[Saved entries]
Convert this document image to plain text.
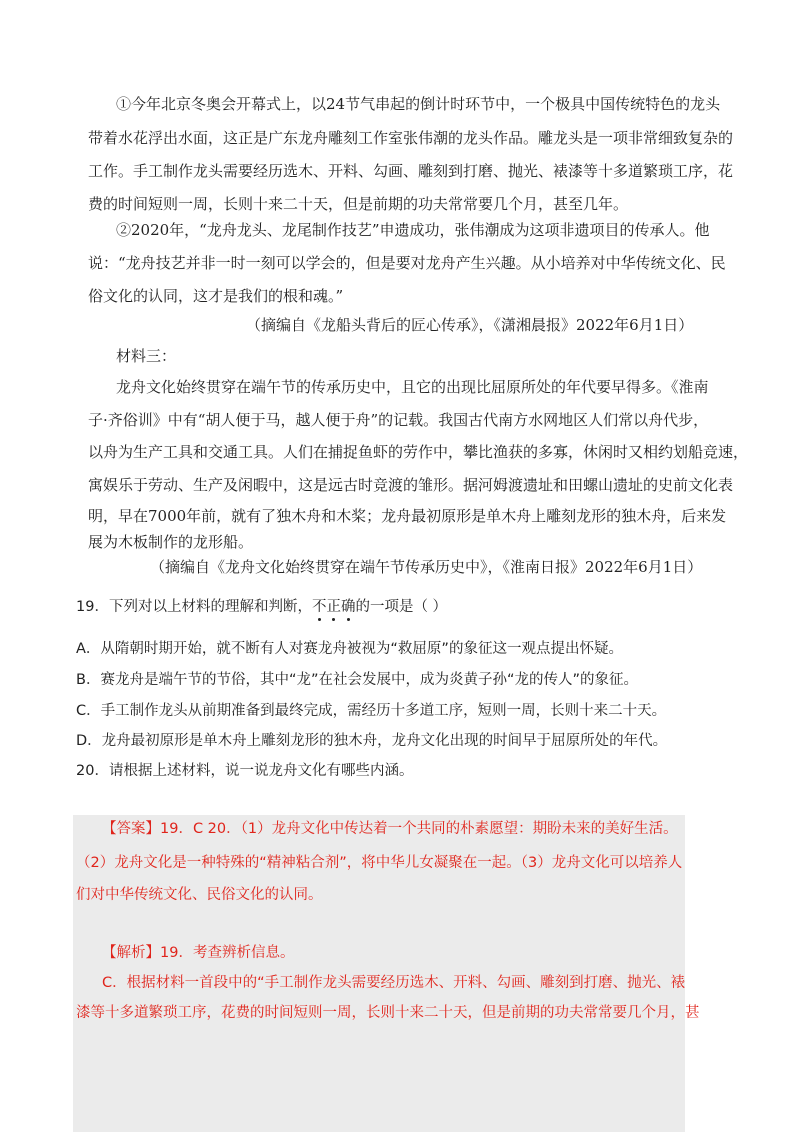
①今年北京冬奥会开幕式上，以24节气串起的倒计时环节中，一个极具中国传统特色的龙头
带着水花浮出水面，这正是广东龙舟雕刻工作室张伟潮的龙头作品。雕龙头是一项非常细致复杂的
工作。手工制作龙头需要经历选木、开料、勾画、雕刻到打磨、抛光、裱漆等十多道繁琐工序，花
费的时间短则一周，长则十来二十天，但是前期的功夫常常要几个月，甚至几年。
②2020年，“龙舟龙头、龙尾制作技艺”申遗成功，张伟潮成为这项非遗项目的传承人。他
说：“龙舟技艺并非一时一刻可以学会的，但是要对龙舟产生兴趣。从小培养对中华传统文化、民
俗文化的认同，这才是我们的根和魂。”
（摘编自《龙船头背后的匠心传承》，《潇湘晨报》2022年6月1日）
材料三：
龙舟文化始终贯穿在端午节的传承历史中，且它的出现比屈原所处的年代要早得多。《淮南
子·齐俗训》中有“胡人便于马，越人便于舟”的记载。我国古代南方水网地区人们常以舟代步，
以舟为生产工具和交通工具。人们在捕捉鱼虾的劳作中，攀比渔获的多寡，休闲时又相约划船竞速，
寓娱乐于劳动、生产及闲暇中，这是远古时竞渡的雏形。据河姆渡遗址和田螺山遗址的史前文化表
明，早在7000年前，就有了独木舟和木桨；龙舟最初原形是单木舟上雕刻龙形的独木舟，后来发
展为木板制作的龙形船。
（摘编自《龙舟文化始终贯穿在端午节传承历史中》，《淮南日报》2022年6月1日）
19．下列对以上材料的理解和判断，不正确的一项是（ ）
A．从隋朝时期开始，就不断有人对赛龙舟被视为“救屈原”的象征这一观点提出怀疑。
B．赛龙舟是端午节的节俗，其中“龙”在社会发展中，成为炎黄子孙“龙的传人”的象征。
C．手工制作龙头从前期准备到最终完成，需经历十多道工序，短则一周，长则十来二十天。
D．龙舟最初原形是单木舟上雕刻龙形的独木舟，龙舟文化出现的时间早于屈原所处的年代。
20．请根据上述材料，说一说龙舟文化有哪些内涵。
【答案】19．C 20．（1）龙舟文化中传达着一个共同的朴素愿望：期盼未来的美好生活。
（2）龙舟文化是一种特殊的“精神粘合剂”，将中华儿女凝聚在一起。（3）龙舟文化可以培养人
们对中华传统文化、民俗文化的认同。
【解析】19．考查辨析信息。
C．根据材料一首段中的“手工制作龙头需要经历选木、开料、勾画、雕刻到打磨、抛光、裱
漆等十多道繁琐工序，花费的时间短则一周，长则十来二十天，但是前期的功夫常常要几个月，甚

Given exercise: Determine how many lines of the entries above carry the string "雕刻到打磨", and give that number alone.

The result: 2